== Provided records ==
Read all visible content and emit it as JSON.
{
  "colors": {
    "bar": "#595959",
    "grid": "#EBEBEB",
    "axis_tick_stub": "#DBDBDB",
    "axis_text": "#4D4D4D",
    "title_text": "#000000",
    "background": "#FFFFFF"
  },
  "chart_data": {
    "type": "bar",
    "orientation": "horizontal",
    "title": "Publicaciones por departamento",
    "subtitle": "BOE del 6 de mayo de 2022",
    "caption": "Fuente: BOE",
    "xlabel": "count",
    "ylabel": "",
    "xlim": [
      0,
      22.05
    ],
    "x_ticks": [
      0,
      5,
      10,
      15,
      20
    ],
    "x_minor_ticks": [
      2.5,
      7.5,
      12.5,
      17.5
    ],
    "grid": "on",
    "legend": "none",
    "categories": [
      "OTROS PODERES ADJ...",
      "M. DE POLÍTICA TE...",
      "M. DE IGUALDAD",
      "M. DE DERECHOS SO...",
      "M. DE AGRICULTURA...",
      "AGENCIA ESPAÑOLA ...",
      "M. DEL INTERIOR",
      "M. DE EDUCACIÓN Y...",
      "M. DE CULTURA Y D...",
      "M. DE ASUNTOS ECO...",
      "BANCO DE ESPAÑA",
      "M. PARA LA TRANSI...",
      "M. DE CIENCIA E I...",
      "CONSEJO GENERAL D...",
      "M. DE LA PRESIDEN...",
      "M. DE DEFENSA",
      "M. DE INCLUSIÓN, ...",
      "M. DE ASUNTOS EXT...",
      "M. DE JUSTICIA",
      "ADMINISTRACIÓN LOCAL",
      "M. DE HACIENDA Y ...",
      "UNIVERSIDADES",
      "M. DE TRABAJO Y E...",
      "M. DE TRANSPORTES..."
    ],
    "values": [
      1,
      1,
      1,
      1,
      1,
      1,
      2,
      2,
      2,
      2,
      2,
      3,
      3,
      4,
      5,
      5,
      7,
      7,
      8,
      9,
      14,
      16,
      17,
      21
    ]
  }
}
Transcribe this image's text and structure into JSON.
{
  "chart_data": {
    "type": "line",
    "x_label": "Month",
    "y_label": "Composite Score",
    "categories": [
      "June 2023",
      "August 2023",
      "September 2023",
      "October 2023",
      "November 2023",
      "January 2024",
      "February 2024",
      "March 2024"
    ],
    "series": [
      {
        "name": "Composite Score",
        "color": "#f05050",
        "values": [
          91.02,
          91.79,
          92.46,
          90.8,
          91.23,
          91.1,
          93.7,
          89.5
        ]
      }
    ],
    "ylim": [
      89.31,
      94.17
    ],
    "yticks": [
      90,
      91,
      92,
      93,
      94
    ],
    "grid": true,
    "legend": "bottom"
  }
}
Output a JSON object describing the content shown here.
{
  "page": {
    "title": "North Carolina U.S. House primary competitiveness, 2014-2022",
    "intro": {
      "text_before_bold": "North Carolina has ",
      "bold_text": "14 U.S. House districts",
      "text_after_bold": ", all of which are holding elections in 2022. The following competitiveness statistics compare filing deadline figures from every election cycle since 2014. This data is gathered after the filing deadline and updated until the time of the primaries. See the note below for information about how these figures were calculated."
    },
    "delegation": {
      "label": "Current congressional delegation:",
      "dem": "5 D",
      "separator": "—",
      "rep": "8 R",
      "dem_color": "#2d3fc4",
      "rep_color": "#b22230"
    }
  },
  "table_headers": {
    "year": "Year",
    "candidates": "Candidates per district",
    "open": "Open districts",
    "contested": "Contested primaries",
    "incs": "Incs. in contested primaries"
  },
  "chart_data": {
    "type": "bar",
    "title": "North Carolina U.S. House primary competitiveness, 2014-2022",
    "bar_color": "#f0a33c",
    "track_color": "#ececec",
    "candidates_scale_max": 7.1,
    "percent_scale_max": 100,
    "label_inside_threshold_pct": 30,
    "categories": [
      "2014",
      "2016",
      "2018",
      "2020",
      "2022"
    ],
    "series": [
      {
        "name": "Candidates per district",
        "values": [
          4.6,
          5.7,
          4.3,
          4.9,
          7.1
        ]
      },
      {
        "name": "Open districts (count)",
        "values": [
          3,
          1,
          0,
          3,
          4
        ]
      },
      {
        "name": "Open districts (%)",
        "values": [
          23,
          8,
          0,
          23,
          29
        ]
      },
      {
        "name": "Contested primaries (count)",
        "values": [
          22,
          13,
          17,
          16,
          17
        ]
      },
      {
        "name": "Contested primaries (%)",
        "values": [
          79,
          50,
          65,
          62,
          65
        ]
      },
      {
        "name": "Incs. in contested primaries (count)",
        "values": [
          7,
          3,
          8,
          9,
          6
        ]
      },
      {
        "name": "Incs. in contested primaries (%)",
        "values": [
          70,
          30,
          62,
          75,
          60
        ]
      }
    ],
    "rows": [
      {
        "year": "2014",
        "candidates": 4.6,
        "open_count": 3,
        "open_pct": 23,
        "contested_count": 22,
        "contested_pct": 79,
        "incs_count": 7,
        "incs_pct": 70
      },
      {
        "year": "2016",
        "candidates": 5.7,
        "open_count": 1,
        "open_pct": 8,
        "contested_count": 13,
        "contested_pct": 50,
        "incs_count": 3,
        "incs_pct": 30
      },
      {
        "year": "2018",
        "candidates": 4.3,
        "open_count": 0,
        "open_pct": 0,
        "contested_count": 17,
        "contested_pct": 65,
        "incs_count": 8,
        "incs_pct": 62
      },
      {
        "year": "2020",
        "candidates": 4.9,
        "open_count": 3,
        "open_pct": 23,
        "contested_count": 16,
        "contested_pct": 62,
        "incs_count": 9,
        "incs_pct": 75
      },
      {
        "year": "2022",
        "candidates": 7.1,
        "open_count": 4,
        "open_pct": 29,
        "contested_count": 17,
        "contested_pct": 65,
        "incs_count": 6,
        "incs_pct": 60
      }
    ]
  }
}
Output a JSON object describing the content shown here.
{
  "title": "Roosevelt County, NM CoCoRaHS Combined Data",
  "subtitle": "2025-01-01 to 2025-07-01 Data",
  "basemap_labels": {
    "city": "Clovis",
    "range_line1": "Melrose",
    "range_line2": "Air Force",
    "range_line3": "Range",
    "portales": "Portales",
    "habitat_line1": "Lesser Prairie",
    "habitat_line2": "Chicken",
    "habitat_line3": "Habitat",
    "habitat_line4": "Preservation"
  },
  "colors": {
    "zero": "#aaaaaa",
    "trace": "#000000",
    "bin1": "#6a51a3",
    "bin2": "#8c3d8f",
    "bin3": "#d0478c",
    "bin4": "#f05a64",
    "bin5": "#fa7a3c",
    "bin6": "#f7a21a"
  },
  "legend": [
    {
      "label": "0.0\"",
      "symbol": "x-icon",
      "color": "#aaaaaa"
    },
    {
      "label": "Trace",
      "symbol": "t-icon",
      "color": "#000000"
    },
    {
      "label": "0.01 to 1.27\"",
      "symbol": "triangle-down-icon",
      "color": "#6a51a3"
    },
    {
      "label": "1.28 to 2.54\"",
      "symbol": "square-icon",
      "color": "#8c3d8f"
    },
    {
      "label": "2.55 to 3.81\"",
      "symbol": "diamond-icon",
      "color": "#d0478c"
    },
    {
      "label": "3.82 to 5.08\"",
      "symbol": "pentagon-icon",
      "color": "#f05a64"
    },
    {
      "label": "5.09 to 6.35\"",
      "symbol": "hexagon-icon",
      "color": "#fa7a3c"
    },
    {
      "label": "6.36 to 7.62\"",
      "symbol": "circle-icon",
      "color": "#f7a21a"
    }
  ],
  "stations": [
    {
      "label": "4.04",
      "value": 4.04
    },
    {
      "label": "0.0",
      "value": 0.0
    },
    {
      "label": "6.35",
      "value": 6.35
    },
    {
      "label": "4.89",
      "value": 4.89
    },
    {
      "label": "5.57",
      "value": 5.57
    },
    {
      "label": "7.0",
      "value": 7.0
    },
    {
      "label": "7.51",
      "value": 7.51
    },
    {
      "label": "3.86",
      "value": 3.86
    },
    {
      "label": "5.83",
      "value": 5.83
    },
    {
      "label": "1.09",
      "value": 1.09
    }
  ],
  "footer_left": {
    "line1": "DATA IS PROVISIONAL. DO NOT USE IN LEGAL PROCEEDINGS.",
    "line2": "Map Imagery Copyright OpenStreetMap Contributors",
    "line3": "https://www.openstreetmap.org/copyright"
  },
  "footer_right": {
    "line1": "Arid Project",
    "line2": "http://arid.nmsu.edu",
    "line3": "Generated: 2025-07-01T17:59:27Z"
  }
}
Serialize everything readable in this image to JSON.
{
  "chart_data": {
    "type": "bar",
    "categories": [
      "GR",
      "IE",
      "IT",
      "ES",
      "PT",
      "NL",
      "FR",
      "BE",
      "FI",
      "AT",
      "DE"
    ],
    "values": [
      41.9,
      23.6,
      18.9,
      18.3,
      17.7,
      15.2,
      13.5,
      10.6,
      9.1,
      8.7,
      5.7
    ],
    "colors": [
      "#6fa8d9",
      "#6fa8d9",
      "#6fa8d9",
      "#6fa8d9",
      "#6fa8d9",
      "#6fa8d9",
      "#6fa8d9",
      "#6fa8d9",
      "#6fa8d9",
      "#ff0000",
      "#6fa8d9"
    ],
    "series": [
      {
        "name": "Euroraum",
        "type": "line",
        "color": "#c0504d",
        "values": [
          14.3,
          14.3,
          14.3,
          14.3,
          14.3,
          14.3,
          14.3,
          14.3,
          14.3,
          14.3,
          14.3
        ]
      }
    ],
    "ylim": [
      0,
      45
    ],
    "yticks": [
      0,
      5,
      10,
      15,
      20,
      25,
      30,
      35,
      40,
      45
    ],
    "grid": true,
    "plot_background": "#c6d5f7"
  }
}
===
### What needs to be done
Looking at the records above, count the lines where the word "grid" appears. State only the number.

### Solution to this exercise
4